■ WHAT IS NEEDED ■
Do not copy the pictures; transcribe all other material exactly.

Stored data

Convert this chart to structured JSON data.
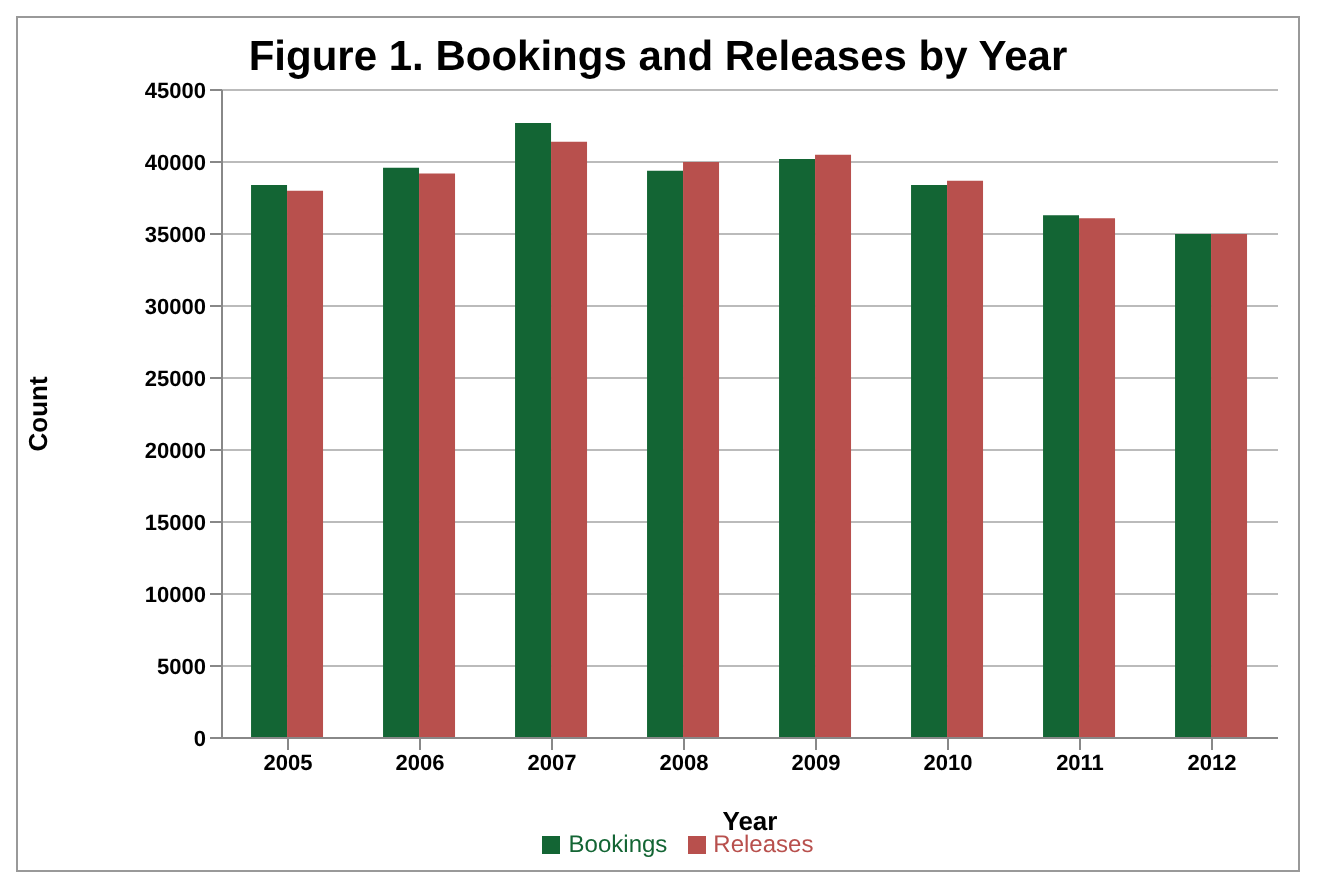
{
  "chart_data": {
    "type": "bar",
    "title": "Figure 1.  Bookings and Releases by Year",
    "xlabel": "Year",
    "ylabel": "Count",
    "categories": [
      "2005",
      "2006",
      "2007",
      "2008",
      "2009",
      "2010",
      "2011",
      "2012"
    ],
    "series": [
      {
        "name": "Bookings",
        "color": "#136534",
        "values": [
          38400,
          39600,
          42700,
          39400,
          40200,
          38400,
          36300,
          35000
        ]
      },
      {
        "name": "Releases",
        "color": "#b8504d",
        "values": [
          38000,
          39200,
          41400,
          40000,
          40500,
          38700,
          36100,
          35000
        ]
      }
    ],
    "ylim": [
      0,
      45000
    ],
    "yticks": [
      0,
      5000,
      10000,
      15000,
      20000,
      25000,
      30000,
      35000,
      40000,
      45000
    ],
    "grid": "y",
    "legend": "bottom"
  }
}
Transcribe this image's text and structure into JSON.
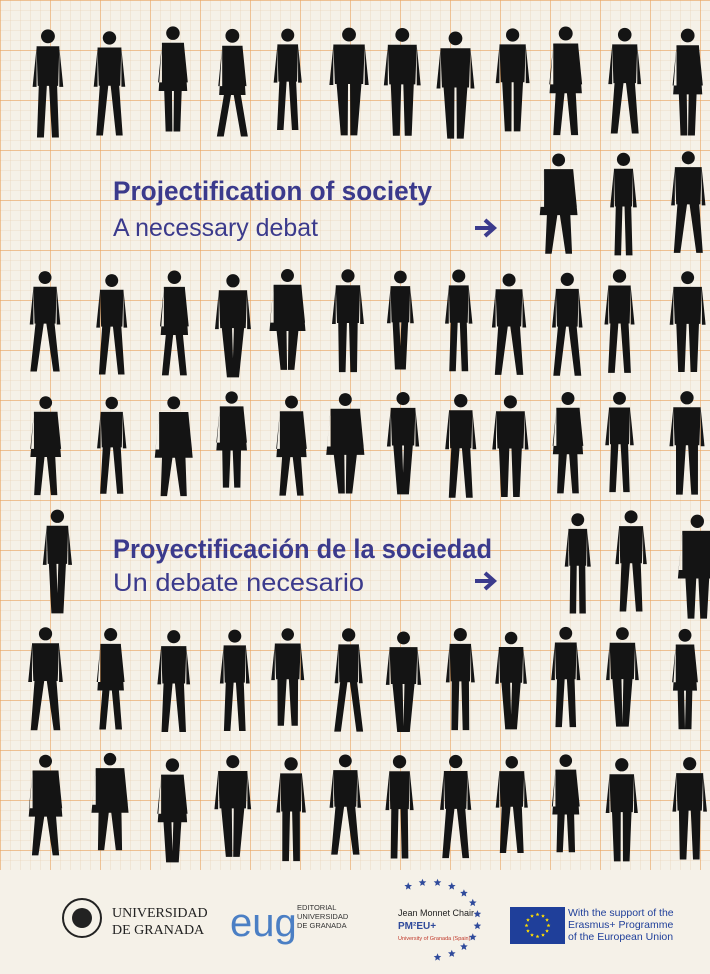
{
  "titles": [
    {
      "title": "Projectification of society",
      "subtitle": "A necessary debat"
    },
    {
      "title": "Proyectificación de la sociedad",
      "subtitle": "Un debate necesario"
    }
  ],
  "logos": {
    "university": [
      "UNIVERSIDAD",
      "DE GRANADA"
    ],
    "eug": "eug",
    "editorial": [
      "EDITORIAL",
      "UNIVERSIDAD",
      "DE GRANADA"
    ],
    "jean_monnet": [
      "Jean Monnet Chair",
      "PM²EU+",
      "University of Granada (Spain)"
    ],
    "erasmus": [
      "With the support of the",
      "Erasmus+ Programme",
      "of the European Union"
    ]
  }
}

■ EXPECTED OUTPUT ■
Convert this chart to structured JSON data.
{
  "chart_data": {
    "type": "bar",
    "title": "Figure 1.  Bookings and Releases by Year",
    "xlabel": "Year",
    "ylabel": "Count",
    "categories": [
      "2005",
      "2006",
      "2007",
      "2008",
      "2009",
      "2010",
      "2011",
      "2012"
    ],
    "series": [
      {
        "name": "Bookings",
        "color": "#136534",
        "values": [
          38400,
          39600,
          42700,
          39400,
          40200,
          38400,
          36300,
          35000
        ]
      },
      {
        "name": "Releases",
        "color": "#b8504d",
        "values": [
          38000,
          39200,
          41400,
          40000,
          40500,
          38700,
          36100,
          35000
        ]
      }
    ],
    "ylim": [
      0,
      45000
    ],
    "yticks": [
      0,
      5000,
      10000,
      15000,
      20000,
      25000,
      30000,
      35000,
      40000,
      45000
    ],
    "grid": "y",
    "legend": "bottom"
  }
}
Transcribe this image's text and structure into JSON.
{
  "titles": [
    {
      "title": "Projectification of society",
      "subtitle": "A necessary debat"
    },
    {
      "title": "Proyectificación de la sociedad",
      "subtitle": "Un debate necesario"
    }
  ],
  "logos": {
    "university": [
      "UNIVERSIDAD",
      "DE GRANADA"
    ],
    "eug": "eug",
    "editorial": [
      "EDITORIAL",
      "UNIVERSIDAD",
      "DE GRANADA"
    ],
    "jean_monnet": [
      "Jean Monnet Chair",
      "PM²EU+",
      "University of Granada (Spain)"
    ],
    "erasmus": [
      "With the support of the",
      "Erasmus+ Programme",
      "of the European Union"
    ]
  }
}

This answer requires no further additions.